TASK TO CARRY OUT: Locate every line that holds the string "State" and copy it.
═════ RAW DATA ═════
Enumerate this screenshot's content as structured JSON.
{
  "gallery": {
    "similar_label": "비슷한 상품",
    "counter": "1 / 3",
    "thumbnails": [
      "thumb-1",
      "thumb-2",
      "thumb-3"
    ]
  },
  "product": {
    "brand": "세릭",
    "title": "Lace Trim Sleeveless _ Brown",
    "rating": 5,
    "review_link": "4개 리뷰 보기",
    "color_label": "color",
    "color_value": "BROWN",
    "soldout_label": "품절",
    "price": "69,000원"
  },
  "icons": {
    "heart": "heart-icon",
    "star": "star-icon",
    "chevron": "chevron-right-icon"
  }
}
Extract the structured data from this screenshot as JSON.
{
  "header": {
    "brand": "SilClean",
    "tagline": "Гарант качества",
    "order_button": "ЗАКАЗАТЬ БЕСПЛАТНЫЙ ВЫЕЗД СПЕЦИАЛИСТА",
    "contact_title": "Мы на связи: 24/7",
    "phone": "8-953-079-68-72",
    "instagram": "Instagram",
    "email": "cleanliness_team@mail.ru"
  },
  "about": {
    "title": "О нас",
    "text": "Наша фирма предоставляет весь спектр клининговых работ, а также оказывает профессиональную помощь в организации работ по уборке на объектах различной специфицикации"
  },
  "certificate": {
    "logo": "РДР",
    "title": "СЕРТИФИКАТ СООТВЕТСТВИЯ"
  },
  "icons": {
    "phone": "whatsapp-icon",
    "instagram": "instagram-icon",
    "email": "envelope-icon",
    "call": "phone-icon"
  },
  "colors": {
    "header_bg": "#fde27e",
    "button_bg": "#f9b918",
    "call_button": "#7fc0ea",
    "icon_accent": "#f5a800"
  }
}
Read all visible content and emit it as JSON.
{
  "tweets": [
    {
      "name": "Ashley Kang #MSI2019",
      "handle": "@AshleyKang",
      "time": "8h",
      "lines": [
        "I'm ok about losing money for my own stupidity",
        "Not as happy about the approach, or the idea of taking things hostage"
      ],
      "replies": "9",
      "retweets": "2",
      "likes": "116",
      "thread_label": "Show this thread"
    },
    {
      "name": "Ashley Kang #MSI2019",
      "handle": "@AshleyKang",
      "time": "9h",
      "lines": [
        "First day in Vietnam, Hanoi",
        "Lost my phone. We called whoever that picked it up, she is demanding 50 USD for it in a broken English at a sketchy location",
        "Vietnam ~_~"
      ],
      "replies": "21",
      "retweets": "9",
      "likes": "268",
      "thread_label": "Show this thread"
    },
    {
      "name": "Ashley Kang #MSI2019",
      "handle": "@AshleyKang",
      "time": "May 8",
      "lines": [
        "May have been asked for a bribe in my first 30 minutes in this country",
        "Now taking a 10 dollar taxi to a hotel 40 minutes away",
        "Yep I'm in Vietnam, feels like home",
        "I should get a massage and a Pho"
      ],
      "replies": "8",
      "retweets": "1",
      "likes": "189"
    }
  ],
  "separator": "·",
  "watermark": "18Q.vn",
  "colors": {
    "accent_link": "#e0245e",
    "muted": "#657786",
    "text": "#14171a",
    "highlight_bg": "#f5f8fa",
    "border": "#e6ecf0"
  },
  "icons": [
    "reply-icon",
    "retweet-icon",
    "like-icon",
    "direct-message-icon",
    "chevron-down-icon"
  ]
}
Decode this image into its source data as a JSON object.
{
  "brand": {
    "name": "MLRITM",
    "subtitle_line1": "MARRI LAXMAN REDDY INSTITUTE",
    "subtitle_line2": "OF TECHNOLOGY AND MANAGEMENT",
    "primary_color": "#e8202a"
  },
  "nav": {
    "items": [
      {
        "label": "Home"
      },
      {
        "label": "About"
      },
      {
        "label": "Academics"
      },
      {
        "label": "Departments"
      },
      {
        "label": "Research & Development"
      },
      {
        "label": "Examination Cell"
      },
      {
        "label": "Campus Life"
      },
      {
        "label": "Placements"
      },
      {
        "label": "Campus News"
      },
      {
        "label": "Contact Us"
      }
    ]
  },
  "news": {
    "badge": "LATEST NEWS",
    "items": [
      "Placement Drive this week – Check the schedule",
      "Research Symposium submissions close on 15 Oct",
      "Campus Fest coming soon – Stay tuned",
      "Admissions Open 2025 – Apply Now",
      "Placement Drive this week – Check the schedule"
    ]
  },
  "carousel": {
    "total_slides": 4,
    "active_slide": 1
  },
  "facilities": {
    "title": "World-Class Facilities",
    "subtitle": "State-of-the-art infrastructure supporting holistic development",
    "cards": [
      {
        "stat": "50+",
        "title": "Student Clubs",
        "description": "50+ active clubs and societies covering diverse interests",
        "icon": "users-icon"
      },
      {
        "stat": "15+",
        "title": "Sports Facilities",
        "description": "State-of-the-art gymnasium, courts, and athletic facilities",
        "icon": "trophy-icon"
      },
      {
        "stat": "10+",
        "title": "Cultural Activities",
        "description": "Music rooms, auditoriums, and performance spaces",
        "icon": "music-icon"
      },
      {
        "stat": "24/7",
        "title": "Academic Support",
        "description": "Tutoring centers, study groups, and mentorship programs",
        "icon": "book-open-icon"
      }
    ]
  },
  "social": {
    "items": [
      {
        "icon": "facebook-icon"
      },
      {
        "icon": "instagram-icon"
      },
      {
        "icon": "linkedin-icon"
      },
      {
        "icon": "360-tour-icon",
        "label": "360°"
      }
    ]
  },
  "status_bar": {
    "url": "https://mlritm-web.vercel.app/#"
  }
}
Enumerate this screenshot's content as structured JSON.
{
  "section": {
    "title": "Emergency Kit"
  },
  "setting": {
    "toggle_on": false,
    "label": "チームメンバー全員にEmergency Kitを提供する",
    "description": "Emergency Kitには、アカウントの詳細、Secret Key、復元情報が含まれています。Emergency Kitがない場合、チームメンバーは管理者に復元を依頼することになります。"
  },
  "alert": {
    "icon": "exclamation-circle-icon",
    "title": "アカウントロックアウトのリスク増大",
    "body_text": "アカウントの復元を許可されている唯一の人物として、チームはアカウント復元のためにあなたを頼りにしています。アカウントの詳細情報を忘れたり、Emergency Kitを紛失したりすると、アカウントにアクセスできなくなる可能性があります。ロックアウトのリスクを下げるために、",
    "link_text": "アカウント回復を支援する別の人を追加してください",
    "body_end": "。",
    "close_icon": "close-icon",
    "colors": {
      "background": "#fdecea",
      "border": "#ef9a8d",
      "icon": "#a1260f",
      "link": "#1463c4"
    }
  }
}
═════
FULL OUTPUT:
    "subtitle": "State-of-the-art infrastructure supporting holistic development",
        "description": "State-of-the-art gymnasium, courts, and athletic facilities",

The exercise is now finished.